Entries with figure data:

* * *

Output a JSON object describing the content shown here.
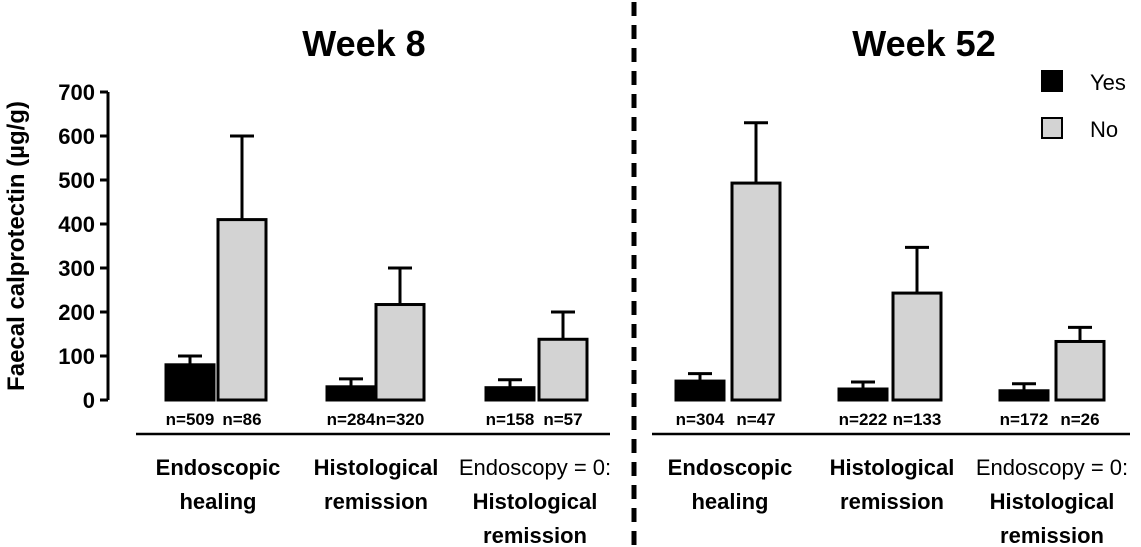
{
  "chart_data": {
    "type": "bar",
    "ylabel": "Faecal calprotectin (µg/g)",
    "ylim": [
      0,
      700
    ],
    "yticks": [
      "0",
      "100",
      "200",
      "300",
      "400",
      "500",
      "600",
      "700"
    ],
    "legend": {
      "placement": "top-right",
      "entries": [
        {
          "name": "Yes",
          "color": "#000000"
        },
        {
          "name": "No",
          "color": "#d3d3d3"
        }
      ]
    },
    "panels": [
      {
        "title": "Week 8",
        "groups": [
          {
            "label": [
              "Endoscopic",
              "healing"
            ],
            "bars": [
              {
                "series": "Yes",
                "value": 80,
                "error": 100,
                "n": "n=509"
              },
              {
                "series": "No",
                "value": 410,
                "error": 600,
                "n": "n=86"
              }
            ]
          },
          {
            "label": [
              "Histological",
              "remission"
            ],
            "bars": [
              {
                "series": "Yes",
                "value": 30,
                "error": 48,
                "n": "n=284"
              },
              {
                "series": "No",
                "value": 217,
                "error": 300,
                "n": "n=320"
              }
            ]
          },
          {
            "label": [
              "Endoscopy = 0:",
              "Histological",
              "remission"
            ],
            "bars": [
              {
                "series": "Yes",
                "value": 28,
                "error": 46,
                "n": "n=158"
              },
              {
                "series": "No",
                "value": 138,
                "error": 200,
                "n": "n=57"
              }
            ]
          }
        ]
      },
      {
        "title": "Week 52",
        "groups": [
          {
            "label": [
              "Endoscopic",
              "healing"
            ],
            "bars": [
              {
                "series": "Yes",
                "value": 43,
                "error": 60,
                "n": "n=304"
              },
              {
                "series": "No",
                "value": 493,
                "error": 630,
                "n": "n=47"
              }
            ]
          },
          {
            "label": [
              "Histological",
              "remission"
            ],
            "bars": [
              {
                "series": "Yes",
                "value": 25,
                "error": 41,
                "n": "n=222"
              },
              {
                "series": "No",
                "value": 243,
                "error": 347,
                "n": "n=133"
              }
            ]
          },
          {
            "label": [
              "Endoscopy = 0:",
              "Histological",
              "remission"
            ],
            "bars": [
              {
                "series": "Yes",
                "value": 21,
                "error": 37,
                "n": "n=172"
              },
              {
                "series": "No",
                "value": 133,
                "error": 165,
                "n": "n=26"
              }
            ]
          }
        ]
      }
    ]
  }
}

* * *

• Exercise details:
Extract the text of all the records above verbatim, excluding pictures.

• The solution:
Output a JSON object describing the content shown here.
{
  "chart_data": {
    "type": "bar",
    "ylabel": "Faecal calprotectin (µg/g)",
    "ylim": [
      0,
      700
    ],
    "yticks": [
      "0",
      "100",
      "200",
      "300",
      "400",
      "500",
      "600",
      "700"
    ],
    "legend": {
      "placement": "top-right",
      "entries": [
        {
          "name": "Yes",
          "color": "#000000"
        },
        {
          "name": "No",
          "color": "#d3d3d3"
        }
      ]
    },
    "panels": [
      {
        "title": "Week 8",
        "groups": [
          {
            "label": [
              "Endoscopic",
              "healing"
            ],
            "bars": [
              {
                "series": "Yes",
                "value": 80,
                "error": 100,
                "n": "n=509"
              },
              {
                "series": "No",
                "value": 410,
                "error": 600,
                "n": "n=86"
              }
            ]
          },
          {
            "label": [
              "Histological",
              "remission"
            ],
            "bars": [
              {
                "series": "Yes",
                "value": 30,
                "error": 48,
                "n": "n=284"
              },
              {
                "series": "No",
                "value": 217,
                "error": 300,
                "n": "n=320"
              }
            ]
          },
          {
            "label": [
              "Endoscopy = 0:",
              "Histological",
              "remission"
            ],
            "bars": [
              {
                "series": "Yes",
                "value": 28,
                "error": 46,
                "n": "n=158"
              },
              {
                "series": "No",
                "value": 138,
                "error": 200,
                "n": "n=57"
              }
            ]
          }
        ]
      },
      {
        "title": "Week 52",
        "groups": [
          {
            "label": [
              "Endoscopic",
              "healing"
            ],
            "bars": [
              {
                "series": "Yes",
                "value": 43,
                "error": 60,
                "n": "n=304"
              },
              {
                "series": "No",
                "value": 493,
                "error": 630,
                "n": "n=47"
              }
            ]
          },
          {
            "label": [
              "Histological",
              "remission"
            ],
            "bars": [
              {
                "series": "Yes",
                "value": 25,
                "error": 41,
                "n": "n=222"
              },
              {
                "series": "No",
                "value": 243,
                "error": 347,
                "n": "n=133"
              }
            ]
          },
          {
            "label": [
              "Endoscopy = 0:",
              "Histological",
              "remission"
            ],
            "bars": [
              {
                "series": "Yes",
                "value": 21,
                "error": 37,
                "n": "n=172"
              },
              {
                "series": "No",
                "value": 133,
                "error": 165,
                "n": "n=26"
              }
            ]
          }
        ]
      }
    ]
  }
}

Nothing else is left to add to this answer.